Bring together all lines of the material below that contain the string "mdfp".

--- Supplied entries ---
►

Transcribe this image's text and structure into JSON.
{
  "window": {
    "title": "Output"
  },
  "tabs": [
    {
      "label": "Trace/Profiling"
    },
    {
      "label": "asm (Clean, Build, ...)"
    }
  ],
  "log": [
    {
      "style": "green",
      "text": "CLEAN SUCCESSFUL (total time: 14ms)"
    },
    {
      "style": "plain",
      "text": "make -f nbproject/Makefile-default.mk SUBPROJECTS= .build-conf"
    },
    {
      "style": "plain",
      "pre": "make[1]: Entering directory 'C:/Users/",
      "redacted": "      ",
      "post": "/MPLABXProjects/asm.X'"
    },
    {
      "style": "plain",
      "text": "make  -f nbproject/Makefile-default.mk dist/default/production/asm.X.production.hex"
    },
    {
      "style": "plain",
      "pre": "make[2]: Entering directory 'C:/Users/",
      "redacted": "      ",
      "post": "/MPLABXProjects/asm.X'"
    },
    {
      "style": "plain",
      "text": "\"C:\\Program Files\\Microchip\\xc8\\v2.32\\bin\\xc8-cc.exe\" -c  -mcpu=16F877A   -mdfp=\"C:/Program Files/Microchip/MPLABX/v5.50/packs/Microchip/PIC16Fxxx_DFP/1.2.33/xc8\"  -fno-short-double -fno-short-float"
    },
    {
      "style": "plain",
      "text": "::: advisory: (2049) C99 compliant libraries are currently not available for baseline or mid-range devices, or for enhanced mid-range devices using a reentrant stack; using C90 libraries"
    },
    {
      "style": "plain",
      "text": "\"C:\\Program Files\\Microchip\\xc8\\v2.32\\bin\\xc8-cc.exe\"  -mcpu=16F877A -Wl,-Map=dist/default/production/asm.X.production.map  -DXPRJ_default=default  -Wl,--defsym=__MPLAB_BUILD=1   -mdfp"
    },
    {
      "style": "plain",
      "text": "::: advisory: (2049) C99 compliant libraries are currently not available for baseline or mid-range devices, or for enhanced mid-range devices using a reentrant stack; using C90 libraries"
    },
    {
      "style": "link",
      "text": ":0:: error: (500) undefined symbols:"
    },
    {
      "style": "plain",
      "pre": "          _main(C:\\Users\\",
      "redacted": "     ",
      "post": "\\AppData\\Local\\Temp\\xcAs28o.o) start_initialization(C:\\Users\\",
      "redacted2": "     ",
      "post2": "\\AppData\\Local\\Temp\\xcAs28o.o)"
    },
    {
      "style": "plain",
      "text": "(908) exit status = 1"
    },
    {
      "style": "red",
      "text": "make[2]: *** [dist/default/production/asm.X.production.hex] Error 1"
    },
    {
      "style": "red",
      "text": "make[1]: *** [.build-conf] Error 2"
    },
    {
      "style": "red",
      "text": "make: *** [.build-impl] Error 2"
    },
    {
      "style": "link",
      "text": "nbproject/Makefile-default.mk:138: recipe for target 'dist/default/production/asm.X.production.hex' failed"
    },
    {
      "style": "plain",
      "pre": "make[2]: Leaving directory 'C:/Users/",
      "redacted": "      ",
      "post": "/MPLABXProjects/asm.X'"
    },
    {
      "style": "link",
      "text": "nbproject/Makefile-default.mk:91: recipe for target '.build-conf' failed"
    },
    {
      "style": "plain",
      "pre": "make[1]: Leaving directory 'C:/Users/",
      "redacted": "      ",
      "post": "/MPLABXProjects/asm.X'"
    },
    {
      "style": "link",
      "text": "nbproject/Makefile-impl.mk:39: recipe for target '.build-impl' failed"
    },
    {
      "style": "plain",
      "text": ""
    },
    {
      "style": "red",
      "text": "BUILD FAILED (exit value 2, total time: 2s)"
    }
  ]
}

◄

--- Expected output ---
      "text": "\"C:\\Program Files\\Microchip\\xc8\\v2.32\\bin\\xc8-cc.exe\" -c  -mcpu=16F877A   -mdfp=\"C:/Program Files/Microchip/MPLABX/v5.50/packs/Microchip/PIC16Fxxx_DFP/1.2.33/xc8\"  -fno-short-double -fno-short-float"
      "text": "\"C:\\Program Files\\Microchip\\xc8\\v2.32\\bin\\xc8-cc.exe\"  -mcpu=16F877A -Wl,-Map=dist/default/production/asm.X.production.map  -DXPRJ_default=default  -Wl,--defsym=__MPLAB_BUILD=1   -mdfp"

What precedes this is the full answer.